## EXTRACTED INFORMATION
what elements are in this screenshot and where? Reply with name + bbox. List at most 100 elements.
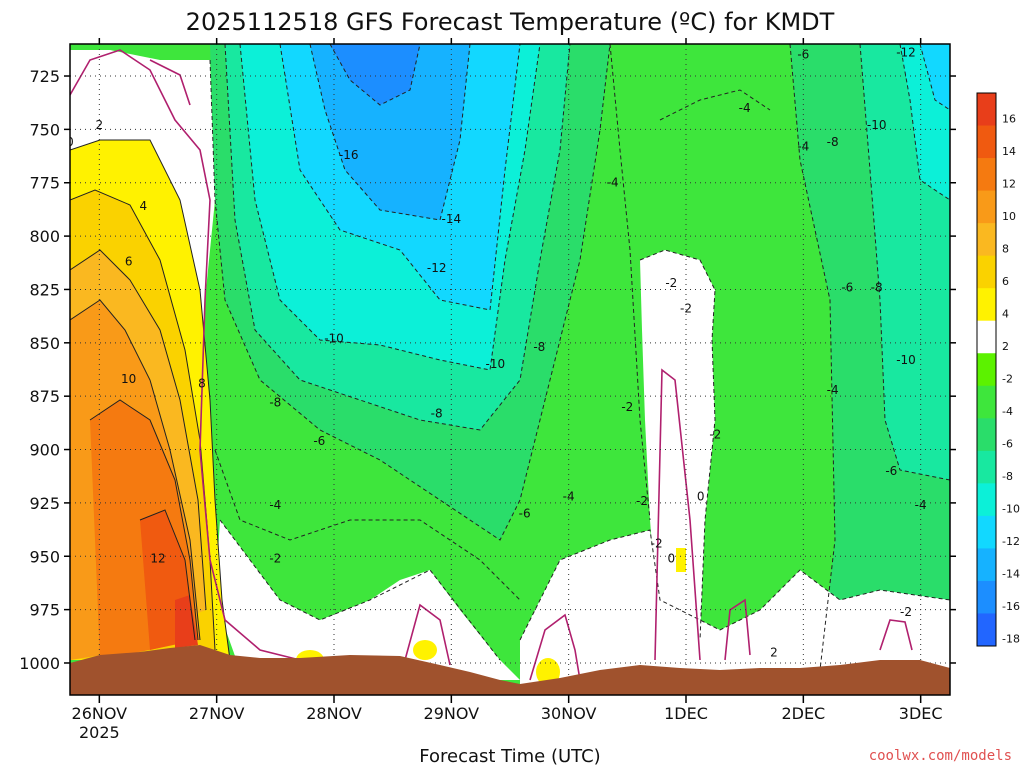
--
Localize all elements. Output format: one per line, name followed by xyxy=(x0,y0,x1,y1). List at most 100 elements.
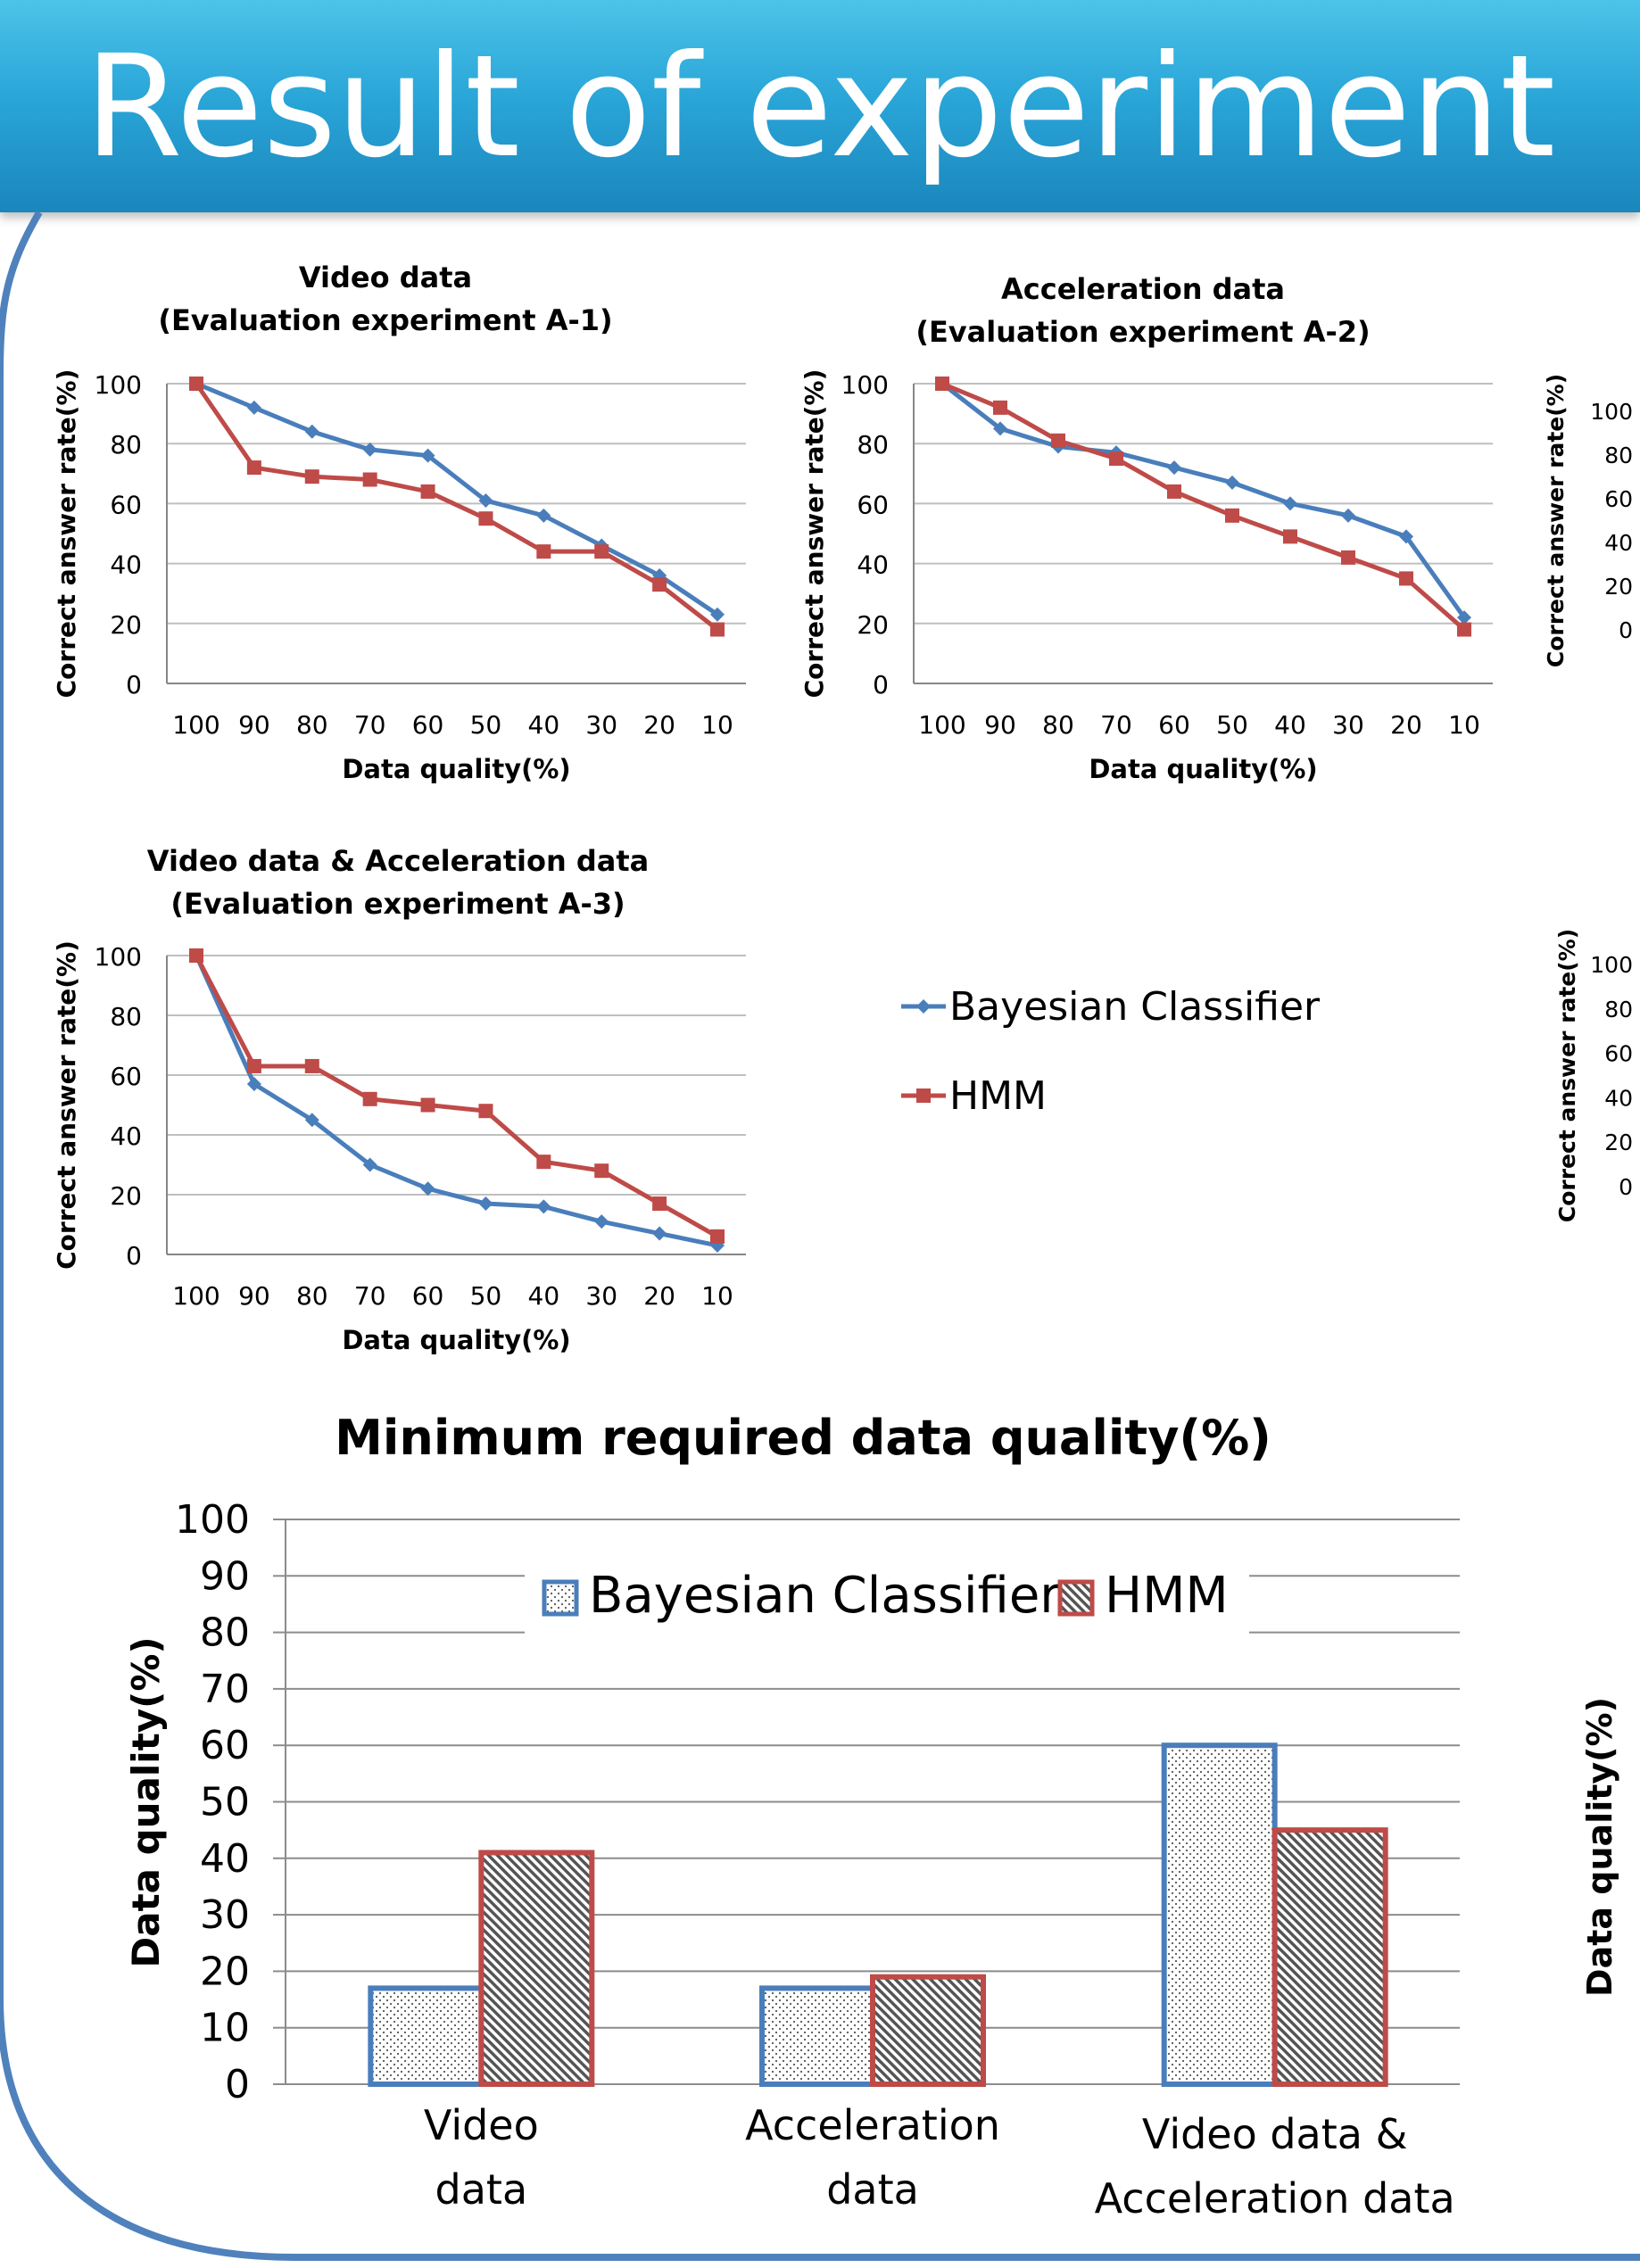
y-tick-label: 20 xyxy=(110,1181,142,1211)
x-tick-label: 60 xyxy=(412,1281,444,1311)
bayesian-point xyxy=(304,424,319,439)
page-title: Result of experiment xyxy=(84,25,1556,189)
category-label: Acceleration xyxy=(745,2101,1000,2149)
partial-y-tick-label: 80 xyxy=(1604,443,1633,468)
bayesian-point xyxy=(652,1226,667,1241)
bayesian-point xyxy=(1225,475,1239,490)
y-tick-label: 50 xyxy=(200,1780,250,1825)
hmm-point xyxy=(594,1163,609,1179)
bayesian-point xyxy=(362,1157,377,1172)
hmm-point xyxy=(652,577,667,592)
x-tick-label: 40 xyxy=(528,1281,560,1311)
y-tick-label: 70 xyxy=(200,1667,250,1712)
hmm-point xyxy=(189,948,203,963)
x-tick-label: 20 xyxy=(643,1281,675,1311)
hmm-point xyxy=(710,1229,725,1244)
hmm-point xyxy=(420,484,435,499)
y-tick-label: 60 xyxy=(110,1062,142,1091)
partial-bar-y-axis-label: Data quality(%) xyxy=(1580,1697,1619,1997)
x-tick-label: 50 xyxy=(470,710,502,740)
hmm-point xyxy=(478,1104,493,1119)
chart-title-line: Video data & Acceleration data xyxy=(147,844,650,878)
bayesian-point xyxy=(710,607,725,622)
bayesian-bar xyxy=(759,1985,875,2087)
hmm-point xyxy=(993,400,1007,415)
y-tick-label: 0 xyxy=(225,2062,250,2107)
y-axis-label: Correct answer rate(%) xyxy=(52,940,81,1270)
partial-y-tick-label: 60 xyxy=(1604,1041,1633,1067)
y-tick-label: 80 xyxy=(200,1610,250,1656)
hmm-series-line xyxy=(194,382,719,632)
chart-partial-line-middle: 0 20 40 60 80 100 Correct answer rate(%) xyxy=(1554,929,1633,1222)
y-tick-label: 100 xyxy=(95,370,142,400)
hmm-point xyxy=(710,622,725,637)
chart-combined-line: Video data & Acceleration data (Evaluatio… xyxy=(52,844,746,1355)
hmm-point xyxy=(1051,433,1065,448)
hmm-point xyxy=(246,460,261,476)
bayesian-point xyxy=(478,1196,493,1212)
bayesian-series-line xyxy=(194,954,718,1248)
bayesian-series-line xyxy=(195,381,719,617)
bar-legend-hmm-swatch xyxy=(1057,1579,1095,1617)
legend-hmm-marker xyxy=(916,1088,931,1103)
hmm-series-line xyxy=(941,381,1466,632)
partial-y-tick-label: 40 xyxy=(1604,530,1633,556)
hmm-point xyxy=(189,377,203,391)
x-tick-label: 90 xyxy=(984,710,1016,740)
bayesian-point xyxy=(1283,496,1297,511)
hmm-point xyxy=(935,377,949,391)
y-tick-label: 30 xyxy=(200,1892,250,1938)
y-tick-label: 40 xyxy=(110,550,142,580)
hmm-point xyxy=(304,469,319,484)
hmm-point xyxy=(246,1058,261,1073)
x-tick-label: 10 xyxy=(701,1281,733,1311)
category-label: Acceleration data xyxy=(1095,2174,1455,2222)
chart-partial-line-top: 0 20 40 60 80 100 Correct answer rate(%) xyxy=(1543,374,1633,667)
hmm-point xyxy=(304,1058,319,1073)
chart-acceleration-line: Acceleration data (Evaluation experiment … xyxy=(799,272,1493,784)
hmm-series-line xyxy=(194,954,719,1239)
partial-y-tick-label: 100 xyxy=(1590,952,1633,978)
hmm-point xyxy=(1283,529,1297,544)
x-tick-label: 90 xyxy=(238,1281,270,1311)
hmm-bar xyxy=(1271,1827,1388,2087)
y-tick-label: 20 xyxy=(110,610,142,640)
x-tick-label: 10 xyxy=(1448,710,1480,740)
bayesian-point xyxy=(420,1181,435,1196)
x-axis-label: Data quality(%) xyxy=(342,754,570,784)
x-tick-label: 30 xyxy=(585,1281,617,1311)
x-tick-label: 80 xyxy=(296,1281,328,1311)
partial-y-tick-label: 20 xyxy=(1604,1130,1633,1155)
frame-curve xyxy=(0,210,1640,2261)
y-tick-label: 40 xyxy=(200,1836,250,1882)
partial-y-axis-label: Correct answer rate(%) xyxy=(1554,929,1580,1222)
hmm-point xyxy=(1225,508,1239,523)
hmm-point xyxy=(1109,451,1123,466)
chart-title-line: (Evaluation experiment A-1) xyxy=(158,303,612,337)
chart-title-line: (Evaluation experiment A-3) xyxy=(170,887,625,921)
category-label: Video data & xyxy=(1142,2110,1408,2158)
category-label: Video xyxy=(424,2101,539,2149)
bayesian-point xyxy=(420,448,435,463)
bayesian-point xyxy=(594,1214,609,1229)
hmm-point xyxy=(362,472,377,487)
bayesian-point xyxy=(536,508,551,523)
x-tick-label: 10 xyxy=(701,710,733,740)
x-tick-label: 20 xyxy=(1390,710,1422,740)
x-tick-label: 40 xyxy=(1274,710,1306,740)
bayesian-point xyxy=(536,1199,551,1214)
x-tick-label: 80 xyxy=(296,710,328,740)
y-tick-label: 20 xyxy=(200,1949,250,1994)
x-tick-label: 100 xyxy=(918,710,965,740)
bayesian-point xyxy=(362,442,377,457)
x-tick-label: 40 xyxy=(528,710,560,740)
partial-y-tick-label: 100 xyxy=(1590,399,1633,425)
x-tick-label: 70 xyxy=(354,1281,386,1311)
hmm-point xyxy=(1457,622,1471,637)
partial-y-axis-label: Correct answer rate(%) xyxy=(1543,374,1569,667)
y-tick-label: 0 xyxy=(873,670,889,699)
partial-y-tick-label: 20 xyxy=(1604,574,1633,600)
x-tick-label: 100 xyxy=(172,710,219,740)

## THE PROBLEM
Copy the lines from the one containing "Localize all elements." to the one containing "chart-partial-line-middle: 0 20", including both of those lines. Omit the pictures from your answer.

## RESULT OF THIS TASK
Localize all elements. Output format: one per line, name followed by xyxy=(x0,y0,x1,y1). List at most 100 elements.
y-tick-label: 20 xyxy=(110,1181,142,1211)
x-tick-label: 60 xyxy=(412,1281,444,1311)
bayesian-point xyxy=(304,424,319,439)
page-title: Result of experiment xyxy=(84,25,1556,189)
category-label: Acceleration xyxy=(745,2101,1000,2149)
partial-y-tick-label: 80 xyxy=(1604,443,1633,468)
bayesian-point xyxy=(652,1226,667,1241)
bayesian-point xyxy=(1225,475,1239,490)
y-tick-label: 50 xyxy=(200,1780,250,1825)
hmm-point xyxy=(594,1163,609,1179)
bayesian-point xyxy=(362,1157,377,1172)
hmm-point xyxy=(652,577,667,592)
x-tick-label: 40 xyxy=(528,1281,560,1311)
y-tick-label: 70 xyxy=(200,1667,250,1712)
hmm-point xyxy=(189,948,203,963)
x-tick-label: 20 xyxy=(643,1281,675,1311)
hmm-point xyxy=(710,1229,725,1244)
hmm-point xyxy=(420,484,435,499)
y-tick-label: 60 xyxy=(110,1062,142,1091)
partial-bar-y-axis-label: Data quality(%) xyxy=(1580,1697,1619,1997)
x-tick-label: 50 xyxy=(470,710,502,740)
hmm-point xyxy=(478,1104,493,1119)
chart-title-line: Video data & Acceleration data xyxy=(147,844,650,878)
bayesian-point xyxy=(710,607,725,622)
bayesian-bar xyxy=(759,1985,875,2087)
hmm-point xyxy=(993,400,1007,415)
y-tick-label: 0 xyxy=(225,2062,250,2107)
y-axis-label: Correct answer rate(%) xyxy=(52,940,81,1270)
partial-y-tick-label: 60 xyxy=(1604,1041,1633,1067)
y-tick-label: 80 xyxy=(200,1610,250,1656)
hmm-series-line xyxy=(194,382,719,632)
chart-partial-line-middle: 0 20 40 60 80 100 Correct answer rate(%) xyxy=(1554,929,1633,1222)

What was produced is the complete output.